── Record set ──

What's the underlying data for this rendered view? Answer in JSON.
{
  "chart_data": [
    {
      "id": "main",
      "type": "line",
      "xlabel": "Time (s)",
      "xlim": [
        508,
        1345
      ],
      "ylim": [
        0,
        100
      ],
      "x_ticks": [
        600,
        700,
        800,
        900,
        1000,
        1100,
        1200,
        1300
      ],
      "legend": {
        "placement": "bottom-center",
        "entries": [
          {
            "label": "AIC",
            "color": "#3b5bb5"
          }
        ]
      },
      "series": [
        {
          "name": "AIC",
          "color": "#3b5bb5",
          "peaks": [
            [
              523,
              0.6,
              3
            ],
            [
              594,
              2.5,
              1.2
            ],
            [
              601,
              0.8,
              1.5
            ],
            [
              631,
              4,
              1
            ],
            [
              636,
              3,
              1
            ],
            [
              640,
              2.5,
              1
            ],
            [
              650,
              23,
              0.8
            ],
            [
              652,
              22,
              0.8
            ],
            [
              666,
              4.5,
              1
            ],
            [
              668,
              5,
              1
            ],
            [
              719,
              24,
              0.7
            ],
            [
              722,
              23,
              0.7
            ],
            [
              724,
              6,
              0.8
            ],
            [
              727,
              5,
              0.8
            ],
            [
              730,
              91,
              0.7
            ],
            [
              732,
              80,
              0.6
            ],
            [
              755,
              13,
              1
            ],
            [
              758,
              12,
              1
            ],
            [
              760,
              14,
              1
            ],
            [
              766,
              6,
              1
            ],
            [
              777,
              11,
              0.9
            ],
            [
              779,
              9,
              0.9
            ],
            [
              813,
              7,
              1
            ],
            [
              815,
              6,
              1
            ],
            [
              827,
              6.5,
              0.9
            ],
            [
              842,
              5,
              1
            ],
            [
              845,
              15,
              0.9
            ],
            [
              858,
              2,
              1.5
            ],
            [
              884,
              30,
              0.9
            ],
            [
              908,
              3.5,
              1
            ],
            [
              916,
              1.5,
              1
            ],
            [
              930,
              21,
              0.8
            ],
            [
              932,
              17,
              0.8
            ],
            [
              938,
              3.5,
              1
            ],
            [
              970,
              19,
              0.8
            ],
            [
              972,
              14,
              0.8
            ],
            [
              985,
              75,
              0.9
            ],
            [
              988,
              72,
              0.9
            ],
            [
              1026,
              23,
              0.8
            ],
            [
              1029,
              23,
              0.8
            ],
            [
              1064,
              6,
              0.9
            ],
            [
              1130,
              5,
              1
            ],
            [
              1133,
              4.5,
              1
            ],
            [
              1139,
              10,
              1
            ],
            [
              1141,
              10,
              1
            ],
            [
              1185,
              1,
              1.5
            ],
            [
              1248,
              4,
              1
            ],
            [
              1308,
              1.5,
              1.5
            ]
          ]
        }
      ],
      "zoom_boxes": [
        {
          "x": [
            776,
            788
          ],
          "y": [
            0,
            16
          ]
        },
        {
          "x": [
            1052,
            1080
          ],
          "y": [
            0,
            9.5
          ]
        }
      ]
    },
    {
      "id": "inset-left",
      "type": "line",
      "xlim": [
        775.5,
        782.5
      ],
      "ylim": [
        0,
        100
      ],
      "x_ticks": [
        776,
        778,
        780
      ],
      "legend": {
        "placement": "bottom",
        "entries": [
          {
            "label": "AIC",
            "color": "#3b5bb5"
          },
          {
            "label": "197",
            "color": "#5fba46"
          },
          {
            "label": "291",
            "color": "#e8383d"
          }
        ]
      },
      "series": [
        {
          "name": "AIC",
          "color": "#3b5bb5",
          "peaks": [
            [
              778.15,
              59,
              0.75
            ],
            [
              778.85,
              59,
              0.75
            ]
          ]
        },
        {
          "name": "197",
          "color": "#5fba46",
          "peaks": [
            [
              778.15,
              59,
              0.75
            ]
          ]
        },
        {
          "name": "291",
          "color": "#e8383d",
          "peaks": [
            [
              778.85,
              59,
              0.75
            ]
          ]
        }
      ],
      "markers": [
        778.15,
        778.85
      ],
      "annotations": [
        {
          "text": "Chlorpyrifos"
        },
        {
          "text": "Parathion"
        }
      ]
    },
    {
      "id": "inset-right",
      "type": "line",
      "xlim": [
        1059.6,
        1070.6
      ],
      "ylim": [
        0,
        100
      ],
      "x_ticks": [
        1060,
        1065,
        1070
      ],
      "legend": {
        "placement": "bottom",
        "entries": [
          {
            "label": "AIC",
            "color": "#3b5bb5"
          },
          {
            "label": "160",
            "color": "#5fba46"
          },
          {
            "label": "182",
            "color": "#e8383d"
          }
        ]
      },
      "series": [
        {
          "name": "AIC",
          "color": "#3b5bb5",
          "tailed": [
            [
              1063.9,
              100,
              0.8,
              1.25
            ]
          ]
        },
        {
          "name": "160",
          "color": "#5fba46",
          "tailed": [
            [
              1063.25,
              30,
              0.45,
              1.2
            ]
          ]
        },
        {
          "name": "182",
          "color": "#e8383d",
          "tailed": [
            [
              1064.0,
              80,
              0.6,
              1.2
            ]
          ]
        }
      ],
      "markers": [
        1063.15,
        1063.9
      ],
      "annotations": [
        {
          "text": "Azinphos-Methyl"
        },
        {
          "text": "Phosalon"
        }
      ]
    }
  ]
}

───

Spot every line that holds "name" and copy it.

> _Reply to the task_:
          "name": "AIC",
          "name": "AIC",
          "name": "197",
          "name": "291",
          "name": "AIC",
          "name": "160",
          "name": "182",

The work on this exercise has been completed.